= Stated exercise =
Will you transcribe all the entries word for word, skipping the pictures they hold?

______

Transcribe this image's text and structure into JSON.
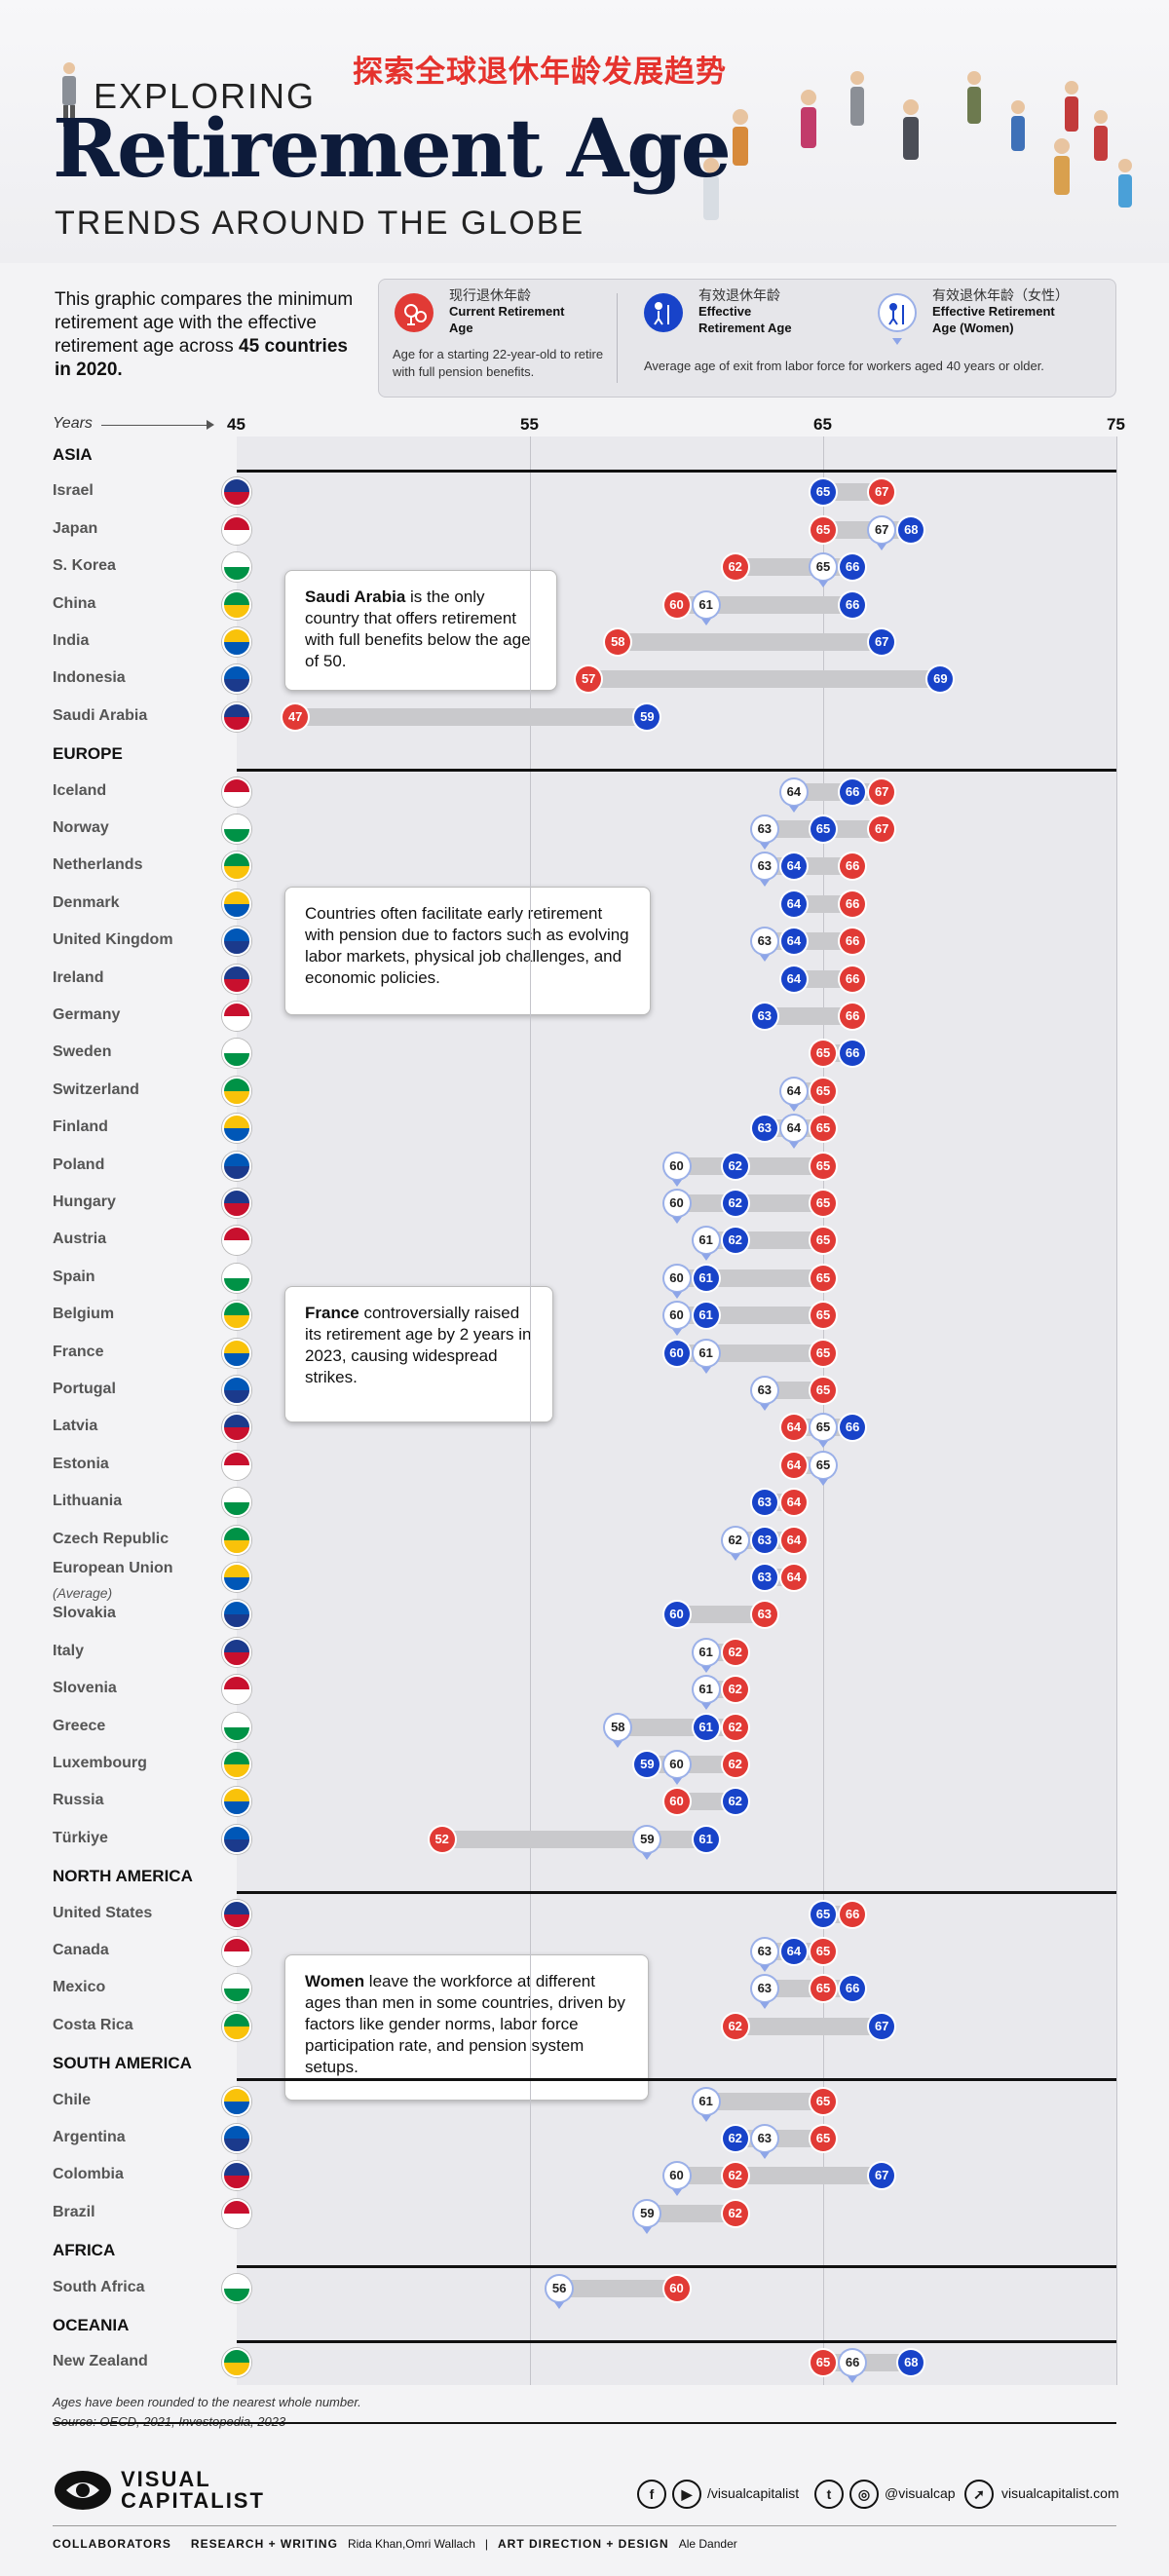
{
  "header": {
    "title_cn": "探索全球退休年龄发展趋势",
    "exploring": "EXPLORING",
    "title": "Retirement Age",
    "subtitle": "TRENDS AROUND THE GLOBE"
  },
  "intro": {
    "before": "This graphic compares the minimum retirement age with the effective retirement age across ",
    "bold": "45 countries in 2020."
  },
  "legend": {
    "current_cn": "现行退休年龄",
    "current_en": "Current Retirement Age",
    "current_desc": "Age for a starting 22-year-old to retire with full pension benefits.",
    "effective_cn": "有效退休年龄",
    "effective_en": "Effective Retirement Age",
    "women_cn": "有效退休年龄（女性）",
    "women_en": "Effective Retirement Age (Women)",
    "effective_desc": "Average age of exit from labor force for workers aged 40 years or older."
  },
  "colors": {
    "current": "#e13a35",
    "effective": "#1843c9",
    "women": "#ffffff",
    "title": "#0d1b3a",
    "cn_title": "#e5322d"
  },
  "callouts": {
    "saudi_bold": "Saudi Arabia",
    "saudi_rest": " is the only country that offers retirement with full benefits below the age of 50.",
    "europe": "Countries often facilitate early retirement with pension due to factors such as evolving labor markets, physical job challenges, and economic policies.",
    "france_bold": "France",
    "france_rest": " controversially raised its retirement age by 2 years in 2023, causing widespread strikes.",
    "women_bold": "Women",
    "women_rest": " leave the workforce at different ages than men in some countries, driven by factors like gender norms, labor force participation rate, and pension system setups."
  },
  "chart_data": {
    "type": "dot-range",
    "title": "Retirement Age Trends Around the Globe",
    "xlabel": "Years",
    "xlim": [
      45,
      75
    ],
    "xticks": [
      45,
      55,
      65,
      75
    ],
    "regions": [
      {
        "name": "ASIA",
        "countries": [
          {
            "name": "Israel",
            "current": 67,
            "effective": 65,
            "women": null
          },
          {
            "name": "Japan",
            "current": 65,
            "effective": 68,
            "women": 67
          },
          {
            "name": "S. Korea",
            "current": 62,
            "effective": 66,
            "women": 65
          },
          {
            "name": "China",
            "current": 60,
            "effective": 66,
            "women": 61
          },
          {
            "name": "India",
            "current": 58,
            "effective": 67,
            "women": null
          },
          {
            "name": "Indonesia",
            "current": 57,
            "effective": 69,
            "women": null
          },
          {
            "name": "Saudi Arabia",
            "current": 47,
            "effective": 59,
            "women": null
          }
        ]
      },
      {
        "name": "EUROPE",
        "countries": [
          {
            "name": "Iceland",
            "current": 67,
            "effective": 66,
            "women": 64
          },
          {
            "name": "Norway",
            "current": 67,
            "effective": 65,
            "women": 63
          },
          {
            "name": "Netherlands",
            "current": 66,
            "effective": 64,
            "women": 63
          },
          {
            "name": "Denmark",
            "current": 66,
            "effective": 64,
            "women": null
          },
          {
            "name": "United Kingdom",
            "current": 66,
            "effective": 64,
            "women": 63
          },
          {
            "name": "Ireland",
            "current": 66,
            "effective": 64,
            "women": null
          },
          {
            "name": "Germany",
            "current": 66,
            "effective": 63,
            "women": null
          },
          {
            "name": "Sweden",
            "current": 65,
            "effective": 66,
            "women": null
          },
          {
            "name": "Switzerland",
            "current": 65,
            "effective": null,
            "women": 64
          },
          {
            "name": "Finland",
            "current": 65,
            "effective": 63,
            "women": 64
          },
          {
            "name": "Poland",
            "current": 65,
            "effective": 62,
            "women": 60
          },
          {
            "name": "Hungary",
            "current": 65,
            "effective": 62,
            "women": 60
          },
          {
            "name": "Austria",
            "current": 65,
            "effective": 62,
            "women": 61
          },
          {
            "name": "Spain",
            "current": 65,
            "effective": 61,
            "women": 60
          },
          {
            "name": "Belgium",
            "current": 65,
            "effective": 61,
            "women": 60
          },
          {
            "name": "France",
            "current": 65,
            "effective": 60,
            "women": 61
          },
          {
            "name": "Portugal",
            "current": 65,
            "effective": null,
            "women": 63
          },
          {
            "name": "Latvia",
            "current": 64,
            "effective": 66,
            "women": 65
          },
          {
            "name": "Estonia",
            "current": 64,
            "effective": null,
            "women": 65
          },
          {
            "name": "Lithuania",
            "current": 64,
            "effective": 63,
            "women": null
          },
          {
            "name": "Czech Republic",
            "current": 64,
            "effective": 63,
            "women": 62
          },
          {
            "name": "European Union",
            "sub": "(Average)",
            "current": 64,
            "effective": 63,
            "women": null
          },
          {
            "name": "Slovakia",
            "current": 63,
            "effective": 60,
            "women": null
          },
          {
            "name": "Italy",
            "current": 62,
            "effective": null,
            "women": 61
          },
          {
            "name": "Slovenia",
            "current": 62,
            "effective": null,
            "women": 61
          },
          {
            "name": "Greece",
            "current": 62,
            "effective": 61,
            "women": 58
          },
          {
            "name": "Luxembourg",
            "current": 62,
            "effective": 59,
            "women": 60
          },
          {
            "name": "Russia",
            "current": 60,
            "effective": 62,
            "women": null
          },
          {
            "name": "Türkiye",
            "current": 52,
            "effective": 61,
            "women": 59
          }
        ]
      },
      {
        "name": "NORTH AMERICA",
        "countries": [
          {
            "name": "United States",
            "current": 66,
            "effective": 65,
            "women": null
          },
          {
            "name": "Canada",
            "current": 65,
            "effective": 64,
            "women": 63
          },
          {
            "name": "Mexico",
            "current": 65,
            "effective": 66,
            "women": 63
          },
          {
            "name": "Costa Rica",
            "current": 62,
            "effective": 67,
            "women": null
          }
        ]
      },
      {
        "name": "SOUTH AMERICA",
        "countries": [
          {
            "name": "Chile",
            "current": 65,
            "effective": null,
            "women": 61
          },
          {
            "name": "Argentina",
            "current": 65,
            "effective": 62,
            "women": 63
          },
          {
            "name": "Colombia",
            "current": 62,
            "effective": 67,
            "women": 60
          },
          {
            "name": "Brazil",
            "current": 62,
            "effective": null,
            "women": 59
          }
        ]
      },
      {
        "name": "AFRICA",
        "countries": [
          {
            "name": "South Africa",
            "current": 60,
            "effective": null,
            "women": 56
          }
        ]
      },
      {
        "name": "OCEANIA",
        "countries": [
          {
            "name": "New Zealand",
            "current": 65,
            "effective": 68,
            "women": 66
          }
        ]
      }
    ]
  },
  "footnotes": {
    "rounding": "Ages have been rounded to the nearest whole number.",
    "source": "Source: OECD, 2021, Investopedia, 2023"
  },
  "footer": {
    "brand_line1": "VISUAL",
    "brand_line2": "CAPITALIST",
    "social1": "/visualcapitalist",
    "social2": "@visualcap",
    "website": "visualcapitalist.com",
    "collab_label": "COLLABORATORS",
    "research_label": "RESEARCH + WRITING",
    "research_names": "Rida Khan,Omri Wallach",
    "art_label": "ART DIRECTION + DESIGN",
    "art_names": "Ale Dander"
  }
}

______

= Result =
Transcribe this image's text and structure into JSON.
{
  "header": {
    "title_cn": "探索全球退休年龄发展趋势",
    "exploring": "EXPLORING",
    "title": "Retirement Age",
    "subtitle": "TRENDS AROUND THE GLOBE"
  },
  "intro": {
    "before": "This graphic compares the minimum retirement age with the effective retirement age across ",
    "bold": "45 countries in 2020."
  },
  "legend": {
    "current_cn": "现行退休年龄",
    "current_en": "Current Retirement Age",
    "current_desc": "Age for a starting 22-year-old to retire with full pension benefits.",
    "effective_cn": "有效退休年龄",
    "effective_en": "Effective Retirement Age",
    "women_cn": "有效退休年龄（女性）",
    "women_en": "Effective Retirement Age (Women)",
    "effective_desc": "Average age of exit from labor force for workers aged 40 years or older."
  },
  "colors": {
    "current": "#e13a35",
    "effective": "#1843c9",
    "women": "#ffffff",
    "title": "#0d1b3a",
    "cn_title": "#e5322d"
  },
  "callouts": {
    "saudi_bold": "Saudi Arabia",
    "saudi_rest": " is the only country that offers retirement with full benefits below the age of 50.",
    "europe": "Countries often facilitate early retirement with pension due to factors such as evolving labor markets, physical job challenges, and economic policies.",
    "france_bold": "France",
    "france_rest": " controversially raised its retirement age by 2 years in 2023, causing widespread strikes.",
    "women_bold": "Women",
    "women_rest": " leave the workforce at different ages than men in some countries, driven by factors like gender norms, labor force participation rate, and pension system setups."
  },
  "chart_data": {
    "type": "dot-range",
    "title": "Retirement Age Trends Around the Globe",
    "xlabel": "Years",
    "xlim": [
      45,
      75
    ],
    "xticks": [
      45,
      55,
      65,
      75
    ],
    "regions": [
      {
        "name": "ASIA",
        "countries": [
          {
            "name": "Israel",
            "current": 67,
            "effective": 65,
            "women": null
          },
          {
            "name": "Japan",
            "current": 65,
            "effective": 68,
            "women": 67
          },
          {
            "name": "S. Korea",
            "current": 62,
            "effective": 66,
            "women": 65
          },
          {
            "name": "China",
            "current": 60,
            "effective": 66,
            "women": 61
          },
          {
            "name": "India",
            "current": 58,
            "effective": 67,
            "women": null
          },
          {
            "name": "Indonesia",
            "current": 57,
            "effective": 69,
            "women": null
          },
          {
            "name": "Saudi Arabia",
            "current": 47,
            "effective": 59,
            "women": null
          }
        ]
      },
      {
        "name": "EUROPE",
        "countries": [
          {
            "name": "Iceland",
            "current": 67,
            "effective": 66,
            "women": 64
          },
          {
            "name": "Norway",
            "current": 67,
            "effective": 65,
            "women": 63
          },
          {
            "name": "Netherlands",
            "current": 66,
            "effective": 64,
            "women": 63
          },
          {
            "name": "Denmark",
            "current": 66,
            "effective": 64,
            "women": null
          },
          {
            "name": "United Kingdom",
            "current": 66,
            "effective": 64,
            "women": 63
          },
          {
            "name": "Ireland",
            "current": 66,
            "effective": 64,
            "women": null
          },
          {
            "name": "Germany",
            "current": 66,
            "effective": 63,
            "women": null
          },
          {
            "name": "Sweden",
            "current": 65,
            "effective": 66,
            "women": null
          },
          {
            "name": "Switzerland",
            "current": 65,
            "effective": null,
            "women": 64
          },
          {
            "name": "Finland",
            "current": 65,
            "effective": 63,
            "women": 64
          },
          {
            "name": "Poland",
            "current": 65,
            "effective": 62,
            "women": 60
          },
          {
            "name": "Hungary",
            "current": 65,
            "effective": 62,
            "women": 60
          },
          {
            "name": "Austria",
            "current": 65,
            "effective": 62,
            "women": 61
          },
          {
            "name": "Spain",
            "current": 65,
            "effective": 61,
            "women": 60
          },
          {
            "name": "Belgium",
            "current": 65,
            "effective": 61,
            "women": 60
          },
          {
            "name": "France",
            "current": 65,
            "effective": 60,
            "women": 61
          },
          {
            "name": "Portugal",
            "current": 65,
            "effective": null,
            "women": 63
          },
          {
            "name": "Latvia",
            "current": 64,
            "effective": 66,
            "women": 65
          },
          {
            "name": "Estonia",
            "current": 64,
            "effective": null,
            "women": 65
          },
          {
            "name": "Lithuania",
            "current": 64,
            "effective": 63,
            "women": null
          },
          {
            "name": "Czech Republic",
            "current": 64,
            "effective": 63,
            "women": 62
          },
          {
            "name": "European Union",
            "sub": "(Average)",
            "current": 64,
            "effective": 63,
            "women": null
          },
          {
            "name": "Slovakia",
            "current": 63,
            "effective": 60,
            "women": null
          },
          {
            "name": "Italy",
            "current": 62,
            "effective": null,
            "women": 61
          },
          {
            "name": "Slovenia",
            "current": 62,
            "effective": null,
            "women": 61
          },
          {
            "name": "Greece",
            "current": 62,
            "effective": 61,
            "women": 58
          },
          {
            "name": "Luxembourg",
            "current": 62,
            "effective": 59,
            "women": 60
          },
          {
            "name": "Russia",
            "current": 60,
            "effective": 62,
            "women": null
          },
          {
            "name": "Türkiye",
            "current": 52,
            "effective": 61,
            "women": 59
          }
        ]
      },
      {
        "name": "NORTH AMERICA",
        "countries": [
          {
            "name": "United States",
            "current": 66,
            "effective": 65,
            "women": null
          },
          {
            "name": "Canada",
            "current": 65,
            "effective": 64,
            "women": 63
          },
          {
            "name": "Mexico",
            "current": 65,
            "effective": 66,
            "women": 63
          },
          {
            "name": "Costa Rica",
            "current": 62,
            "effective": 67,
            "women": null
          }
        ]
      },
      {
        "name": "SOUTH AMERICA",
        "countries": [
          {
            "name": "Chile",
            "current": 65,
            "effective": null,
            "women": 61
          },
          {
            "name": "Argentina",
            "current": 65,
            "effective": 62,
            "women": 63
          },
          {
            "name": "Colombia",
            "current": 62,
            "effective": 67,
            "women": 60
          },
          {
            "name": "Brazil",
            "current": 62,
            "effective": null,
            "women": 59
          }
        ]
      },
      {
        "name": "AFRICA",
        "countries": [
          {
            "name": "South Africa",
            "current": 60,
            "effective": null,
            "women": 56
          }
        ]
      },
      {
        "name": "OCEANIA",
        "countries": [
          {
            "name": "New Zealand",
            "current": 65,
            "effective": 68,
            "women": 66
          }
        ]
      }
    ]
  },
  "footnotes": {
    "rounding": "Ages have been rounded to the nearest whole number.",
    "source": "Source: OECD, 2021, Investopedia, 2023"
  },
  "footer": {
    "brand_line1": "VISUAL",
    "brand_line2": "CAPITALIST",
    "social1": "/visualcapitalist",
    "social2": "@visualcap",
    "website": "visualcapitalist.com",
    "collab_label": "COLLABORATORS",
    "research_label": "RESEARCH + WRITING",
    "research_names": "Rida Khan,Omri Wallach",
    "art_label": "ART DIRECTION + DESIGN",
    "art_names": "Ale Dander"
  }
}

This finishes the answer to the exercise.